***** SUPPLIED PASSAGE

One of the worst blunders that trades can make is to try to trade without sufficient capital. This does not mean that you should have a lot of money before you start trading; it only means that you need to have enough capital in your account to take advantage of the movements in the markets. Low capital increases your chances of getting blown out.
The minimum amount required to open a standard account with many forex brokers is $2000. You can start with $2000. However, it is recommended by most of the professional traders that you should start with at least $5000 to get good results. A trader with limited capital is always a worried traders always looking to minimize losses beyond the point of realistic trading. Never ever trade live without practicing on the demo account for a few months.

**********

- [AIM A]:
Answer these questions using the passage on trading capital:
(i) What minimum amount do many forex brokers require to open a standard account?
(ii) How much do most professional traders recommend starting with?
(iii) How long should one practice on a demo account before trading live?
The passage on trading capital and the listing come from separate sources.

***** PROVIDED INFORMATION

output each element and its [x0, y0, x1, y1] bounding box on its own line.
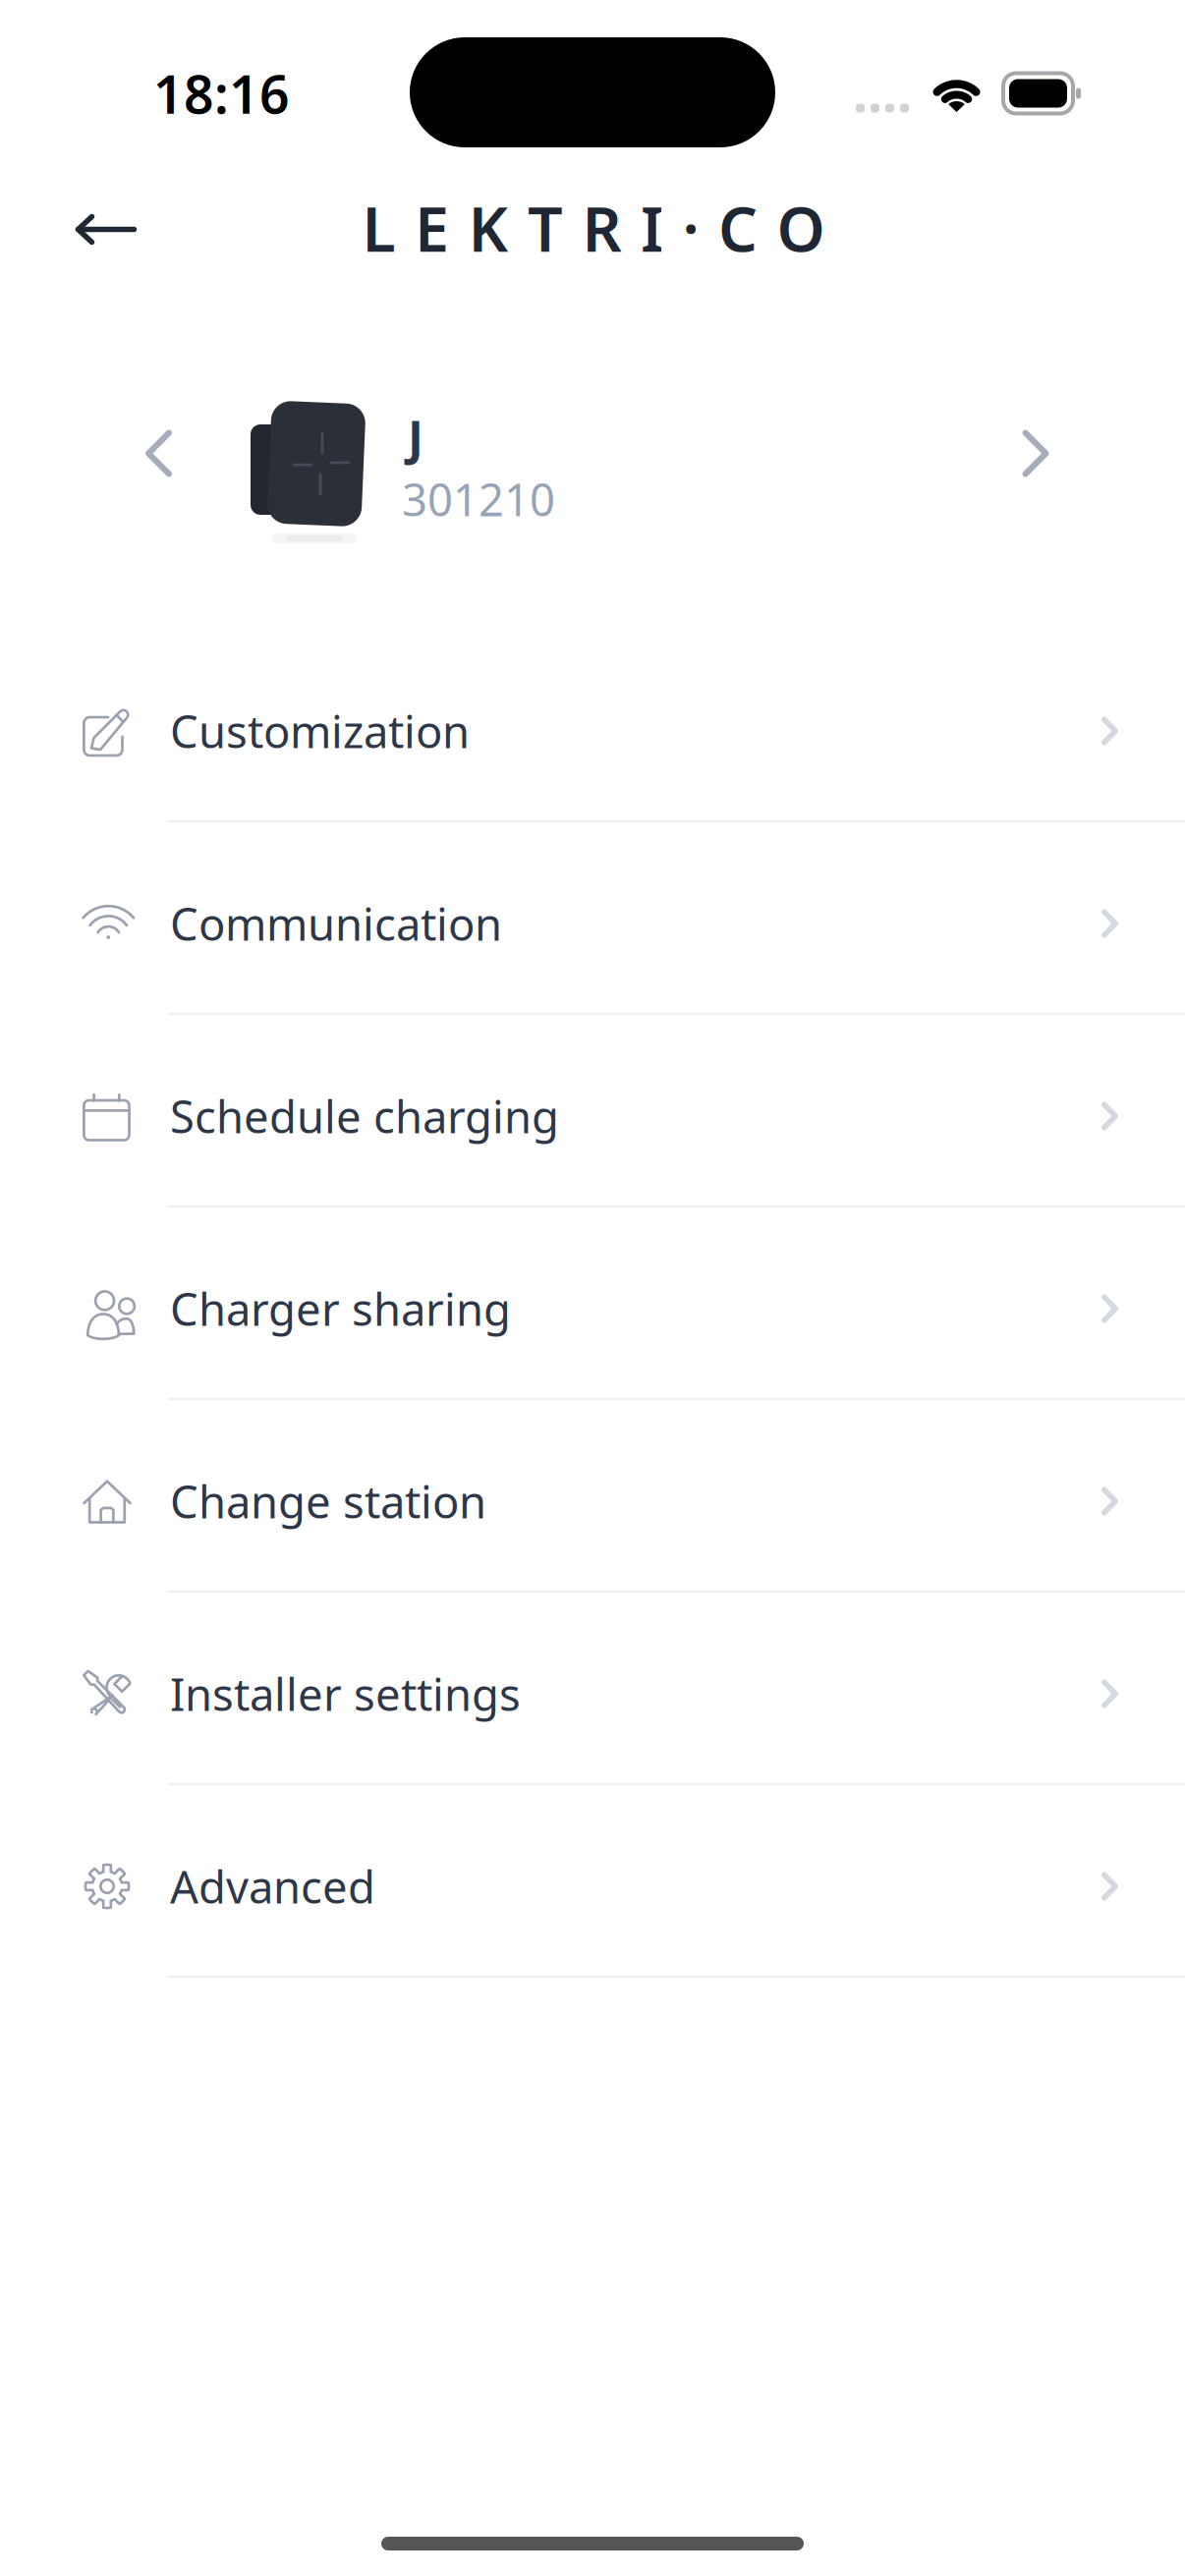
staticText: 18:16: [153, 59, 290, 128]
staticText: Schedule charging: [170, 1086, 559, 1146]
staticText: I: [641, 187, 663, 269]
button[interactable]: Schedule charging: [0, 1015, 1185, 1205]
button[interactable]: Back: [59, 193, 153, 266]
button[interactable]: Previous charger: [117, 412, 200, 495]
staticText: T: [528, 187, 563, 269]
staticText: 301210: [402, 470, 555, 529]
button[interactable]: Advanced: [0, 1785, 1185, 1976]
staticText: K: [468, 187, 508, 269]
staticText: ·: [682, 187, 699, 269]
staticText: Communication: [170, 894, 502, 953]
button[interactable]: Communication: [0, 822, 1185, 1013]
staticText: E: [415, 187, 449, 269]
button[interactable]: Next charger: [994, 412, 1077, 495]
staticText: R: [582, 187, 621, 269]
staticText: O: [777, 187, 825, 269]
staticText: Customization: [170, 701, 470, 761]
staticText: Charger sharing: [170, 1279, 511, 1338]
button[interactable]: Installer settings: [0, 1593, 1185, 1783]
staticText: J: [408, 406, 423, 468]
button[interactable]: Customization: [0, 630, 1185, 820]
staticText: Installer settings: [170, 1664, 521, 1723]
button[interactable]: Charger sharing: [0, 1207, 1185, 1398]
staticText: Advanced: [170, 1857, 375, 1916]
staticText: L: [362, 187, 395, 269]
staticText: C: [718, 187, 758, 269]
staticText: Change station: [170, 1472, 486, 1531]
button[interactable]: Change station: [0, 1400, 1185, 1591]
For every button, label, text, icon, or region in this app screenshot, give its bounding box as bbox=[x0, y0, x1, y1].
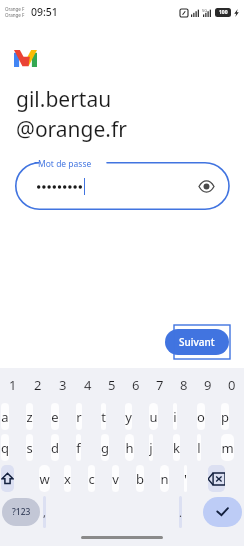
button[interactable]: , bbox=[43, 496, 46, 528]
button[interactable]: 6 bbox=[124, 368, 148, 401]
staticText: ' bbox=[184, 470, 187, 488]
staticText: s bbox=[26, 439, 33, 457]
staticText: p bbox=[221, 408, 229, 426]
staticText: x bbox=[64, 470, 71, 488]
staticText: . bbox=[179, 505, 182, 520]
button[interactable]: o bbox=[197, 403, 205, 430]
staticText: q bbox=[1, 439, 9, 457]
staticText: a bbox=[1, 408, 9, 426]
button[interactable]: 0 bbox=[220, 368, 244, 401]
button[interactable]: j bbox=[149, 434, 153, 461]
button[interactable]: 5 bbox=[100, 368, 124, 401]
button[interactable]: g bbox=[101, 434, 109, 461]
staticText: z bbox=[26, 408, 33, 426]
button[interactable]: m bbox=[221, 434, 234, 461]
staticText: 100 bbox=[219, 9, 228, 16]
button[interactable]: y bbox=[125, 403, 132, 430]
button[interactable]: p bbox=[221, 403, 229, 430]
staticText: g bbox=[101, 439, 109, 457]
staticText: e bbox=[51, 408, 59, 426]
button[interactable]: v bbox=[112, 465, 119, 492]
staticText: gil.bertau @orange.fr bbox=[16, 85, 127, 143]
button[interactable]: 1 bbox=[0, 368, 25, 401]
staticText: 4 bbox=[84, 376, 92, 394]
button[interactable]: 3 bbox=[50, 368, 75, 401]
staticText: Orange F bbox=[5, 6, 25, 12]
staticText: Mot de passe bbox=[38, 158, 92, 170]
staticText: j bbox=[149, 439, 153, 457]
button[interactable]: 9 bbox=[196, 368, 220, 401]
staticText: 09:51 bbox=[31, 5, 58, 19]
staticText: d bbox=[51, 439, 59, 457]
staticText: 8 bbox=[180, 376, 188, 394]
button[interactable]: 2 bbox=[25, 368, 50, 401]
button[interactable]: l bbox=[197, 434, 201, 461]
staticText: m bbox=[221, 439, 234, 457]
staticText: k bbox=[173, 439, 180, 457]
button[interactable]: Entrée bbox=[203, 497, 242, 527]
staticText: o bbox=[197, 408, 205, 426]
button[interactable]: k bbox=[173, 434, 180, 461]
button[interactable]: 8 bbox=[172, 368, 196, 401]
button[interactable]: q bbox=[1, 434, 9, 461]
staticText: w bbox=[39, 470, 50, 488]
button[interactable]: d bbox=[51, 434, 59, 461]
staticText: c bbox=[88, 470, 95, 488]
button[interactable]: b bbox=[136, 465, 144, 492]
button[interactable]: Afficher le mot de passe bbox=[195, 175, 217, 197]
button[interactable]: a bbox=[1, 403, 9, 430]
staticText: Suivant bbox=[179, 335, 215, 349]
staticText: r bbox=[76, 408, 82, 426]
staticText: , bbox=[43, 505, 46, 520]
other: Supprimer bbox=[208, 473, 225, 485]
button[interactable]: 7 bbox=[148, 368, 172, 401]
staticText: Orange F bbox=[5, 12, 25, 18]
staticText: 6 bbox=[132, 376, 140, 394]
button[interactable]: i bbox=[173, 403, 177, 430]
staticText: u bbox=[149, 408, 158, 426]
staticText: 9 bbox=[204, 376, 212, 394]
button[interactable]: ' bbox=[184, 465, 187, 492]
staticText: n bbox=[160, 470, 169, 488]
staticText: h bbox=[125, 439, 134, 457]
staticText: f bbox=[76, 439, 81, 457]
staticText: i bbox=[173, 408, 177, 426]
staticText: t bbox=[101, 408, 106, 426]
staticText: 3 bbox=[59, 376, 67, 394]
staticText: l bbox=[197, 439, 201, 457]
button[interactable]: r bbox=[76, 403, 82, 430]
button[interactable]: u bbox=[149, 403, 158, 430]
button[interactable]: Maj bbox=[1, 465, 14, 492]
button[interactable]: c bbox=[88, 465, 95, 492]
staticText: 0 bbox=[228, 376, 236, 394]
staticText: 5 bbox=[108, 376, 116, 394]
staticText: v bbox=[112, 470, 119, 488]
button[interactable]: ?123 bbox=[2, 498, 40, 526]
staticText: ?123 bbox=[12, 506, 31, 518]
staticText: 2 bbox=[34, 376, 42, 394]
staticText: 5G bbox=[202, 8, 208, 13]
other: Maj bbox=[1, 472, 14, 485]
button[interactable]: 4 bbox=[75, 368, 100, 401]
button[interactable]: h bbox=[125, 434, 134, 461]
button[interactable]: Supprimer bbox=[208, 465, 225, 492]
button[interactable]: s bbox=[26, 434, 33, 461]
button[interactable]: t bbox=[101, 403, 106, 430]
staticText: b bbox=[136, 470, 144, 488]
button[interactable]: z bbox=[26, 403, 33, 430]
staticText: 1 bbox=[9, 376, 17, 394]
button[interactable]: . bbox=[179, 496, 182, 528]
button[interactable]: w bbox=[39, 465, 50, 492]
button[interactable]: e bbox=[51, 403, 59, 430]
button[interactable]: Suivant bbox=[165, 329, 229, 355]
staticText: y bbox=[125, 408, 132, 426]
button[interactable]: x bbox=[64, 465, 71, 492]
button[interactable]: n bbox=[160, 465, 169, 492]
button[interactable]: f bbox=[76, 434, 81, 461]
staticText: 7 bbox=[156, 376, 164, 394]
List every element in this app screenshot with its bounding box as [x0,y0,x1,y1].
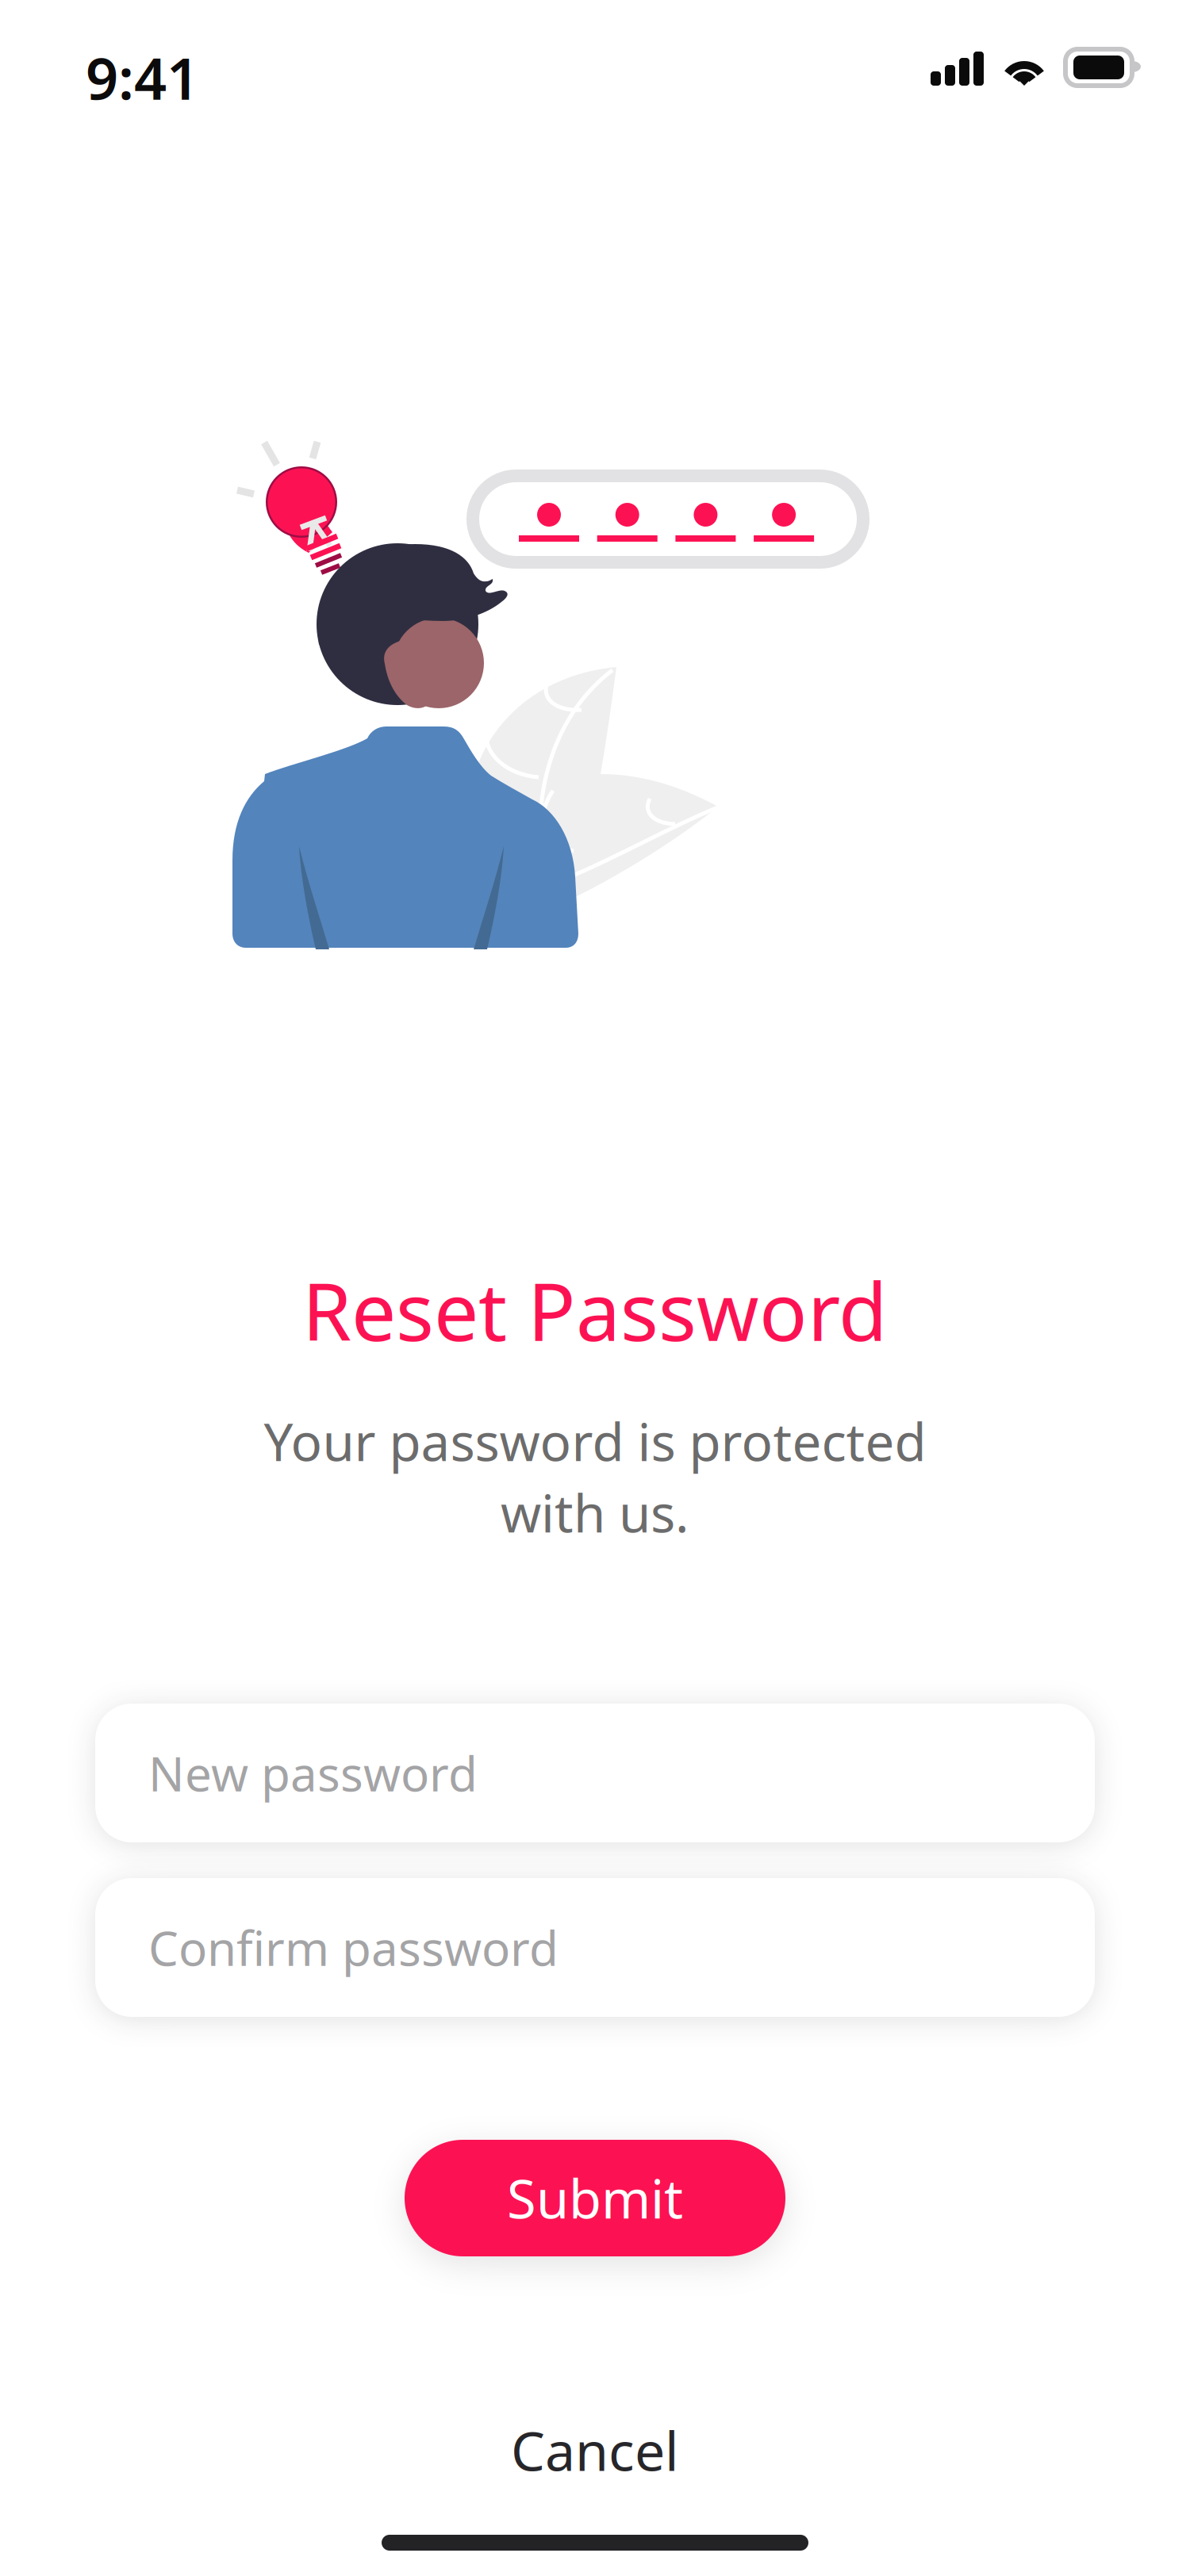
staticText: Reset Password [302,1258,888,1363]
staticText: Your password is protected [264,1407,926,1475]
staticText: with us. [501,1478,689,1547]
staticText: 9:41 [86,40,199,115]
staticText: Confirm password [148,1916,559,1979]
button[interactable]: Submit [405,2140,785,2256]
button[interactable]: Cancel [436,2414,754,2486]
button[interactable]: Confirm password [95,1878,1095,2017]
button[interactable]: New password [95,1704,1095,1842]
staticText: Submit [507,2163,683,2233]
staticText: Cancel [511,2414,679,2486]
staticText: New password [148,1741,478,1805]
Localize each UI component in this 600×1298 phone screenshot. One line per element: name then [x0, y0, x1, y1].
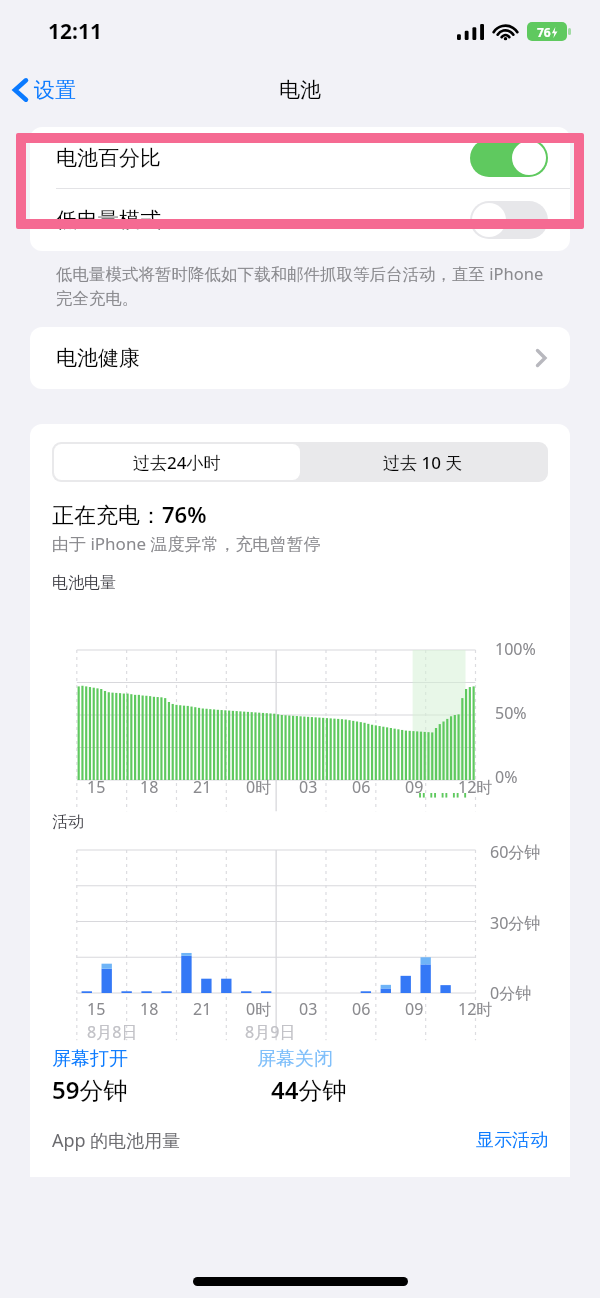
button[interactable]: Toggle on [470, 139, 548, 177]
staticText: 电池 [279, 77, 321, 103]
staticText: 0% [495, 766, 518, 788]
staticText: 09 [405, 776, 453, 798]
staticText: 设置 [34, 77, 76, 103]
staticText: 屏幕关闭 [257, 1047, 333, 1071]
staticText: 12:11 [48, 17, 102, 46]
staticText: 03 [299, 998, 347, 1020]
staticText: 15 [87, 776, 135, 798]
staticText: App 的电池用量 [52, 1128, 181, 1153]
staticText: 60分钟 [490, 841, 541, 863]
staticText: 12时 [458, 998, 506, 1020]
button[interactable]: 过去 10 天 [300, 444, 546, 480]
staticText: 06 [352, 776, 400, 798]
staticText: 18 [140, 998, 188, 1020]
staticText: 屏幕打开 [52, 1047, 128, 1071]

**********

- [AIM B]: In the listing, render the lines from the one with "staticText: 18:16: [153, 59, 290, 128]" up to and including the one with "For every button, label, text, icon, or" as a Markdown table with the columns Num and Line. Number the rows and leave out blank lines.

- [EXERCISE OUTPUT A]:
(i) $2000
(ii) At least $5000
(iii) A few months

- [EXERCISE OUTPUT B]:
| Num | Line |
|---|---|
| 1 | staticText: 18:16: [153, 59, 290, 128] |
| 2 | staticText: Schedule charging: [170, 1086, 559, 1146] |
| 3 | staticText: I: [641, 187, 663, 269] |
| 4 | button[interactable]: Schedule charging: [0, 1015, 1185, 1205] |
| 5 | button[interactable]: Back: [59, 193, 153, 266] |
| 6 | button[interactable]: Previous charger: [117, 412, 200, 495] |
| 7 | staticText: T: [528, 187, 563, 269] |
| 8 | staticText: 301210: [402, 470, 555, 529] |
| 9 | button[interactable]: Advanced: [0, 1785, 1185, 1976] |
| 10 | staticText: K: [468, 187, 508, 269] |
| 11 | staticText: ·: [682, 187, 699, 269] |
| 12 | staticText: Communication: [170, 894, 502, 953] |
| 13 | button[interactable]: Communication: [0, 822, 1185, 1013] |
| 14 | staticText: E: [415, 187, 449, 269] |
| 15 | button[interactable]: Next charger: [994, 412, 1077, 495] |
| 16 | staticText: R: [582, 187, 621, 269] |
| 17 | staticText: O: [777, 187, 825, 269] |
| 18 | staticText: Customization: [170, 701, 470, 761] |
| 19 | staticText: Charger sharing: [170, 1279, 511, 1338] |
| 20 | button[interactable]: Installer settings: [0, 1593, 1185, 1783] |
| 21 | staticText: J: [408, 406, 423, 468] |
| 22 | button[interactable]: Customization: [0, 630, 1185, 820] |
| 23 | staticText: Installer settings: [170, 1664, 521, 1723] |
| 24 | button[interactable]: Charger sharing: [0, 1207, 1185, 1398] |
| 25 | staticText: Advanced: [170, 1857, 375, 1916] |
| 26 | staticText: L: [362, 187, 395, 269] |
| 27 | staticText: C: [718, 187, 758, 269] |
| 28 | staticText: Change station: [170, 1472, 486, 1531] |
| 29 | button[interactable]: Change station: [0, 1400, 1185, 1591] |
| 30 | For every button, label, text, icon, or region in this app screenshot, give its bounding box as bbox=[x0, y0, x1, y1]. |